§ Request
Copy out all lines that carry the word "اکثر".
== Records to use ==
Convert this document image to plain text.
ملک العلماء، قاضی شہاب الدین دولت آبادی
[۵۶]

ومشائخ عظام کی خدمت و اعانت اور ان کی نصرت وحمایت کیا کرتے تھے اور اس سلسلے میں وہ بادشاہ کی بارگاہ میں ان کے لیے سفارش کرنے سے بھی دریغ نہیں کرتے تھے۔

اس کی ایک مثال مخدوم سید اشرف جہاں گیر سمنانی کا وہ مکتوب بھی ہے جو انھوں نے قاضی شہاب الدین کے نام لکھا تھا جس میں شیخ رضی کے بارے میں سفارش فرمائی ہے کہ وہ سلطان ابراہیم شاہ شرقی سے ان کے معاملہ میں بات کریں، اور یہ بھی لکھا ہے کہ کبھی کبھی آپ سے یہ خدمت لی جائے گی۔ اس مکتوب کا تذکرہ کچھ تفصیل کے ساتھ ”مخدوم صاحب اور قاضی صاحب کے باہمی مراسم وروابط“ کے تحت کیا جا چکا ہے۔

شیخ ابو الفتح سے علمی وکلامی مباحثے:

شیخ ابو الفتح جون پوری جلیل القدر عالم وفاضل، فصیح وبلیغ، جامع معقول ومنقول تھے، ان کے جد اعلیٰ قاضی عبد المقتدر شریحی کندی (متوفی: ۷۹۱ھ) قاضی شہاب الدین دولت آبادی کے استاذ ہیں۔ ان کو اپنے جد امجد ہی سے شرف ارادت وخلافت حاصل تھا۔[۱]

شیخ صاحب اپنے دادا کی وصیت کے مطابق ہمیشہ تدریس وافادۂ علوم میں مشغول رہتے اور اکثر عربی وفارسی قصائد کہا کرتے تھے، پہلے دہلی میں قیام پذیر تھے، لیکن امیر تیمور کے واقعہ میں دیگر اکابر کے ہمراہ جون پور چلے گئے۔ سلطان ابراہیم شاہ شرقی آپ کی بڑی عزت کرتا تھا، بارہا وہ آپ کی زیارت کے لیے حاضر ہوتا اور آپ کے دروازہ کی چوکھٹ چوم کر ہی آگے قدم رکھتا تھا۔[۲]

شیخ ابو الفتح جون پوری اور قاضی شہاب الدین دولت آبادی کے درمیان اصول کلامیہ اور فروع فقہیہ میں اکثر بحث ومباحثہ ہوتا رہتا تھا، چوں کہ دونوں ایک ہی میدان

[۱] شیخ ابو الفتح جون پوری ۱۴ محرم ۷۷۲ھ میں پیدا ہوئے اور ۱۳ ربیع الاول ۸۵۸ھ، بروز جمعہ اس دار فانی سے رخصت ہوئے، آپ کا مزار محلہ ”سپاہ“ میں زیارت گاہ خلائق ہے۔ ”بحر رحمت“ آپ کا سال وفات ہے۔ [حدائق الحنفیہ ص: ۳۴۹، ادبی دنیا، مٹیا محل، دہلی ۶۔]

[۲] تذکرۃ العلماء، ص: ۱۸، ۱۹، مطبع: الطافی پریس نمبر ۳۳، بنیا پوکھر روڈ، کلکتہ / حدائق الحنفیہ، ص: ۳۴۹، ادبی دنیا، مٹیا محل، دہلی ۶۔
===
§ Result of this exercise
شیخ صاحب اپنے دادا کی وصیت کے مطابق ہمیشہ تدریس وافادۂ علوم میں مشغول رہتے اور اکثر عربی وفارسی قصائد کہا کرتے تھے، پہلے دہلی میں قیام پذیر تھے، لیکن امیر تیمور کے واقعہ میں دیگر اکابر کے ہمراہ جون پور چلے گئے۔ سلطان ابراہیم شاہ شرقی آپ کی بڑی عزت کرتا تھا، بارہا وہ آپ کی زیارت کے لیے حاضر ہوتا اور آپ کے دروازہ کی چوکھٹ چوم کر ہی آگے قدم رکھتا تھا۔[۲]
شیخ ابو الفتح جون پوری اور قاضی شہاب الدین دولت آبادی کے درمیان اصول کلامیہ اور فروع فقہیہ میں اکثر بحث ومباحثہ ہوتا رہتا تھا، چوں کہ دونوں ایک ہی میدان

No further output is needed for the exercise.